### Material for this task

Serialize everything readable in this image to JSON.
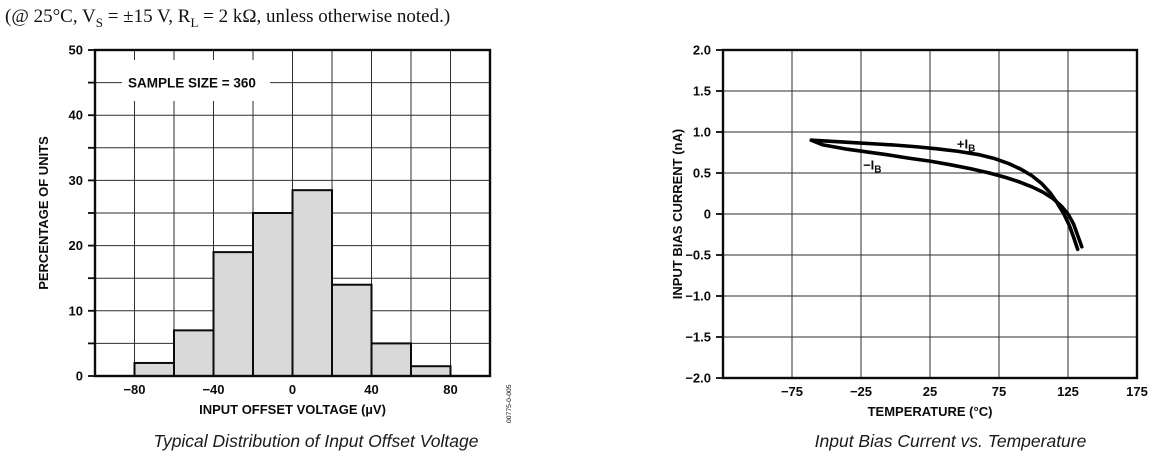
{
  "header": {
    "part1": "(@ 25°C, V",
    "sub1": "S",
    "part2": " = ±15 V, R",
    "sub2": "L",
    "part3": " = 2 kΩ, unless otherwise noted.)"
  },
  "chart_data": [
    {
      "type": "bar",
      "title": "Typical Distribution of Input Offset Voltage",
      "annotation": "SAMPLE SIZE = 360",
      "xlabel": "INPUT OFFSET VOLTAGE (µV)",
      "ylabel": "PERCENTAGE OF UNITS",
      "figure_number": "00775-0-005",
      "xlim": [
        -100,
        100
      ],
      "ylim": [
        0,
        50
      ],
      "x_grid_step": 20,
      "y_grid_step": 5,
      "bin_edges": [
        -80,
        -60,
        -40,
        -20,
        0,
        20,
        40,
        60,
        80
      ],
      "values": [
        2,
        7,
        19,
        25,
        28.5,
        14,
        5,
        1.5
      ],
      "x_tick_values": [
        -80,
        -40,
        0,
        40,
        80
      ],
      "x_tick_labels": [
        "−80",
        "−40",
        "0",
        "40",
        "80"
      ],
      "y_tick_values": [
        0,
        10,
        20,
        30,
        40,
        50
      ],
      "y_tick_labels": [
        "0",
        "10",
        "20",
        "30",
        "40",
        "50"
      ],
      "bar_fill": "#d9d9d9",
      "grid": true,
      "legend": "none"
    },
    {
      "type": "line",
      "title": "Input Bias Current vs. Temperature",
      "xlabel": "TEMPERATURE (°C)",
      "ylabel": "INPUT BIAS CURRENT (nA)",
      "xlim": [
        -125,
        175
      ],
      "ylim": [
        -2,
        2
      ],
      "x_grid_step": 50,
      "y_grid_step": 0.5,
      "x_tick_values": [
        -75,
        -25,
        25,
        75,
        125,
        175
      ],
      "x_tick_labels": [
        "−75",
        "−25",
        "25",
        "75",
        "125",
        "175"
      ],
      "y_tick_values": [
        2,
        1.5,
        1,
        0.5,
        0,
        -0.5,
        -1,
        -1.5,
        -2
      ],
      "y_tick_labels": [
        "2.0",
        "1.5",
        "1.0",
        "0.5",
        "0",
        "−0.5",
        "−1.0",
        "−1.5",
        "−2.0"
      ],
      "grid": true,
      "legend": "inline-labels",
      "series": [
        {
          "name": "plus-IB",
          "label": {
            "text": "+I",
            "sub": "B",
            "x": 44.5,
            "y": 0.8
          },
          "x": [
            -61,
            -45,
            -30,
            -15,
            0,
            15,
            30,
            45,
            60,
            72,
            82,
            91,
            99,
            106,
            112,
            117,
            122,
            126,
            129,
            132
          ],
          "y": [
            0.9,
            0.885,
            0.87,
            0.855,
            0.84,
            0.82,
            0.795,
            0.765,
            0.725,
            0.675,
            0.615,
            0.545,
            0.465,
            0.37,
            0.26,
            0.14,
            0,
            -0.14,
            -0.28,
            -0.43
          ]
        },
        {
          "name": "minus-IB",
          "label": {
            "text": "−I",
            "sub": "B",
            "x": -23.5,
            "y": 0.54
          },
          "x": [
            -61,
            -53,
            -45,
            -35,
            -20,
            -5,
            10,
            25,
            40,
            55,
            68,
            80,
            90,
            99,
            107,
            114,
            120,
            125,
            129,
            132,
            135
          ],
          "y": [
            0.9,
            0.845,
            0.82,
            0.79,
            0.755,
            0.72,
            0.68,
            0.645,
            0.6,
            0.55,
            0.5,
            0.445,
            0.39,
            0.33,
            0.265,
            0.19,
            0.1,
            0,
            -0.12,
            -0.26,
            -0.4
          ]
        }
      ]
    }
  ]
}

######

In your copy of the records, include no pictures; repeat everything else exactly.

* **Response to this task**:
Serialize everything readable in this image to JSON.
{
  "header": {
    "part1": "(@ 25°C, V",
    "sub1": "S",
    "part2": " = ±15 V, R",
    "sub2": "L",
    "part3": " = 2 kΩ, unless otherwise noted.)"
  },
  "chart_data": [
    {
      "type": "bar",
      "title": "Typical Distribution of Input Offset Voltage",
      "annotation": "SAMPLE SIZE = 360",
      "xlabel": "INPUT OFFSET VOLTAGE (µV)",
      "ylabel": "PERCENTAGE OF UNITS",
      "figure_number": "00775-0-005",
      "xlim": [
        -100,
        100
      ],
      "ylim": [
        0,
        50
      ],
      "x_grid_step": 20,
      "y_grid_step": 5,
      "bin_edges": [
        -80,
        -60,
        -40,
        -20,
        0,
        20,
        40,
        60,
        80
      ],
      "values": [
        2,
        7,
        19,
        25,
        28.5,
        14,
        5,
        1.5
      ],
      "x_tick_values": [
        -80,
        -40,
        0,
        40,
        80
      ],
      "x_tick_labels": [
        "−80",
        "−40",
        "0",
        "40",
        "80"
      ],
      "y_tick_values": [
        0,
        10,
        20,
        30,
        40,
        50
      ],
      "y_tick_labels": [
        "0",
        "10",
        "20",
        "30",
        "40",
        "50"
      ],
      "bar_fill": "#d9d9d9",
      "grid": true,
      "legend": "none"
    },
    {
      "type": "line",
      "title": "Input Bias Current vs. Temperature",
      "xlabel": "TEMPERATURE (°C)",
      "ylabel": "INPUT BIAS CURRENT (nA)",
      "xlim": [
        -125,
        175
      ],
      "ylim": [
        -2,
        2
      ],
      "x_grid_step": 50,
      "y_grid_step": 0.5,
      "x_tick_values": [
        -75,
        -25,
        25,
        75,
        125,
        175
      ],
      "x_tick_labels": [
        "−75",
        "−25",
        "25",
        "75",
        "125",
        "175"
      ],
      "y_tick_values": [
        2,
        1.5,
        1,
        0.5,
        0,
        -0.5,
        -1,
        -1.5,
        -2
      ],
      "y_tick_labels": [
        "2.0",
        "1.5",
        "1.0",
        "0.5",
        "0",
        "−0.5",
        "−1.0",
        "−1.5",
        "−2.0"
      ],
      "grid": true,
      "legend": "inline-labels",
      "series": [
        {
          "name": "plus-IB",
          "label": {
            "text": "+I",
            "sub": "B",
            "x": 44.5,
            "y": 0.8
          },
          "x": [
            -61,
            -45,
            -30,
            -15,
            0,
            15,
            30,
            45,
            60,
            72,
            82,
            91,
            99,
            106,
            112,
            117,
            122,
            126,
            129,
            132
          ],
          "y": [
            0.9,
            0.885,
            0.87,
            0.855,
            0.84,
            0.82,
            0.795,
            0.765,
            0.725,
            0.675,
            0.615,
            0.545,
            0.465,
            0.37,
            0.26,
            0.14,
            0,
            -0.14,
            -0.28,
            -0.43
          ]
        },
        {
          "name": "minus-IB",
          "label": {
            "text": "−I",
            "sub": "B",
            "x": -23.5,
            "y": 0.54
          },
          "x": [
            -61,
            -53,
            -45,
            -35,
            -20,
            -5,
            10,
            25,
            40,
            55,
            68,
            80,
            90,
            99,
            107,
            114,
            120,
            125,
            129,
            132,
            135
          ],
          "y": [
            0.9,
            0.845,
            0.82,
            0.79,
            0.755,
            0.72,
            0.68,
            0.645,
            0.6,
            0.55,
            0.5,
            0.445,
            0.39,
            0.33,
            0.265,
            0.19,
            0.1,
            0,
            -0.12,
            -0.26,
            -0.4
          ]
        }
      ]
    }
  ]
}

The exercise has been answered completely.